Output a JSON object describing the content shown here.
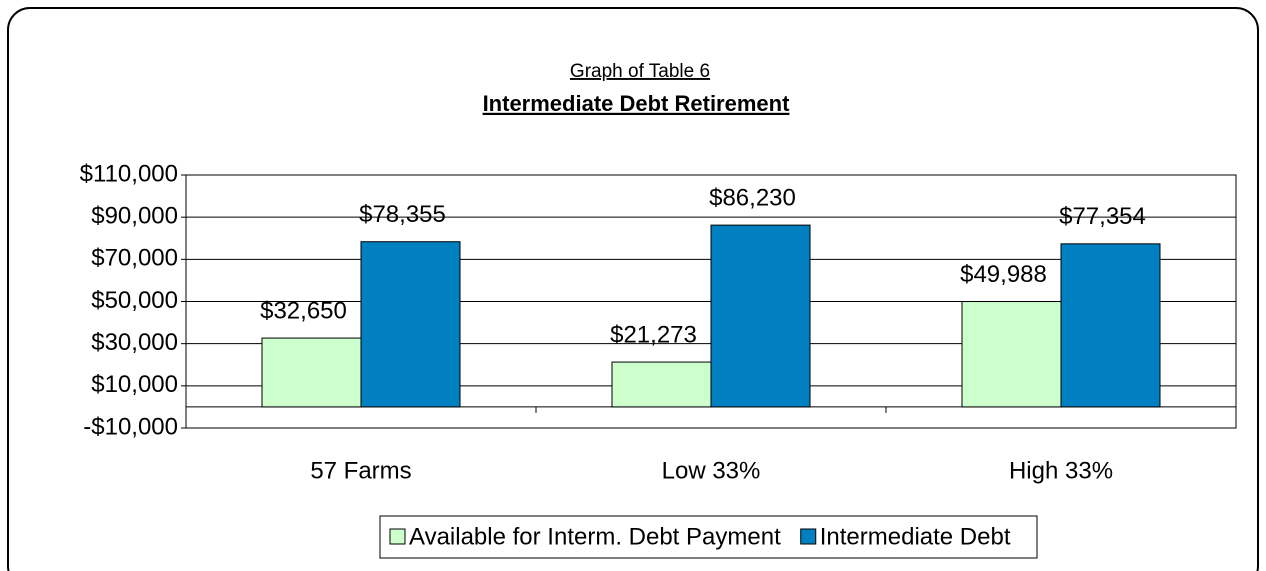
{
  "chart_data": {
    "type": "bar",
    "title": "Graph of Table 6",
    "subtitle": "Intermediate Debt Retirement",
    "categories": [
      "57 Farms",
      "Low 33%",
      "High 33%"
    ],
    "series": [
      {
        "name": "Available for Interm. Debt Payment",
        "color": "#ccffcc",
        "values": [
          32650,
          21273,
          49988
        ],
        "value_labels": [
          "$32,650",
          "$21,273",
          "$49,988"
        ]
      },
      {
        "name": "Intermediate Debt",
        "color": "#0080c0",
        "values": [
          78355,
          86230,
          77354
        ],
        "value_labels": [
          "$78,355",
          "$86,230",
          "$77,354"
        ]
      }
    ],
    "ylim": [
      -10000,
      110000
    ],
    "yticks": [
      {
        "value": -10000,
        "label": "-$10,000"
      },
      {
        "value": 10000,
        "label": "$10,000"
      },
      {
        "value": 30000,
        "label": "$30,000"
      },
      {
        "value": 50000,
        "label": "$50,000"
      },
      {
        "value": 70000,
        "label": "$70,000"
      },
      {
        "value": 90000,
        "label": "$90,000"
      },
      {
        "value": 110000,
        "label": "$110,000"
      }
    ],
    "grid": true,
    "legend": "bottom"
  }
}
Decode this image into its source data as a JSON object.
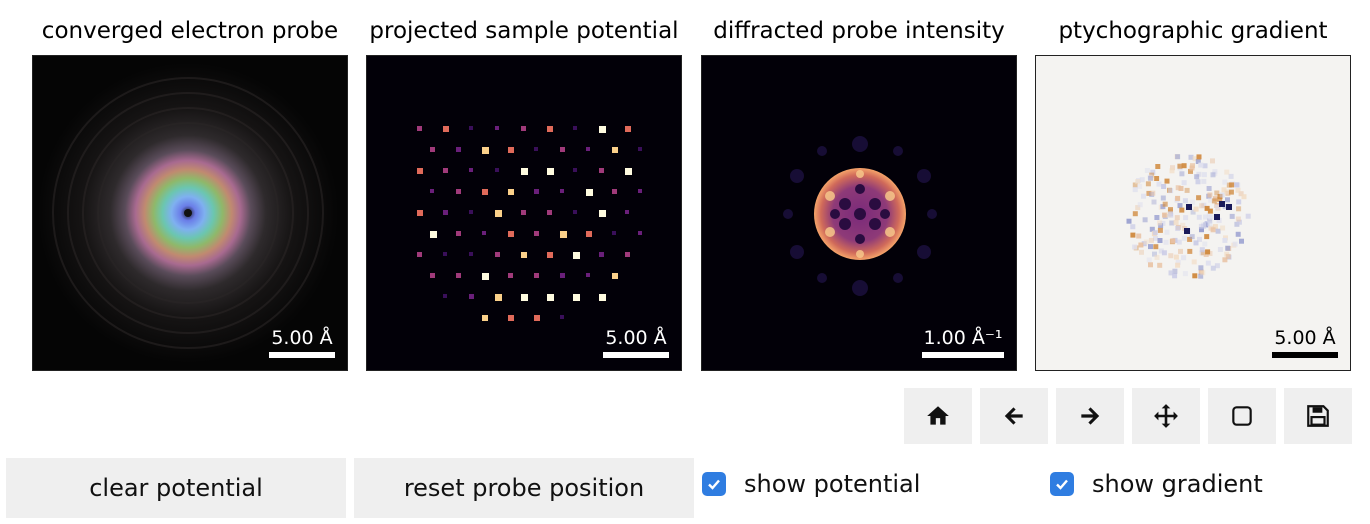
{
  "panels": [
    {
      "title": "converged electron probe",
      "scale_label": "5.00 Å"
    },
    {
      "title": "projected sample potential",
      "scale_label": "5.00 Å"
    },
    {
      "title": "diffracted probe intensity",
      "scale_label": "1.00 Å⁻¹"
    },
    {
      "title": "ptychographic gradient",
      "scale_label": "5.00 Å"
    }
  ],
  "toolbar": [
    "home-icon",
    "back-arrow-icon",
    "forward-arrow-icon",
    "pan-move-icon",
    "zoom-rect-icon",
    "save-icon"
  ],
  "controls": {
    "clear_label": "clear potential",
    "reset_label": "reset probe position",
    "show_potential_label": "show potential",
    "show_potential_checked": true,
    "show_gradient_label": "show gradient",
    "show_gradient_checked": true
  },
  "colors": {
    "checkbox": "#2f7de1",
    "button_bg": "#efefef"
  }
}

- **TASK INSTRUCTIONS**
Do not include pictures. Copy only the lines running from the line with "Decode this image" through the last line of the records, exactly as they appear.

- **SOLUTION TO THIS TASK**
Decode this image into its source data as a JSON object.
{
  "panels": [
    {
      "title": "converged electron probe",
      "scale_label": "5.00 Å"
    },
    {
      "title": "projected sample potential",
      "scale_label": "5.00 Å"
    },
    {
      "title": "diffracted probe intensity",
      "scale_label": "1.00 Å⁻¹"
    },
    {
      "title": "ptychographic gradient",
      "scale_label": "5.00 Å"
    }
  ],
  "toolbar": [
    "home-icon",
    "back-arrow-icon",
    "forward-arrow-icon",
    "pan-move-icon",
    "zoom-rect-icon",
    "save-icon"
  ],
  "controls": {
    "clear_label": "clear potential",
    "reset_label": "reset probe position",
    "show_potential_label": "show potential",
    "show_potential_checked": true,
    "show_gradient_label": "show gradient",
    "show_gradient_checked": true
  },
  "colors": {
    "checkbox": "#2f7de1",
    "button_bg": "#efefef"
  }
}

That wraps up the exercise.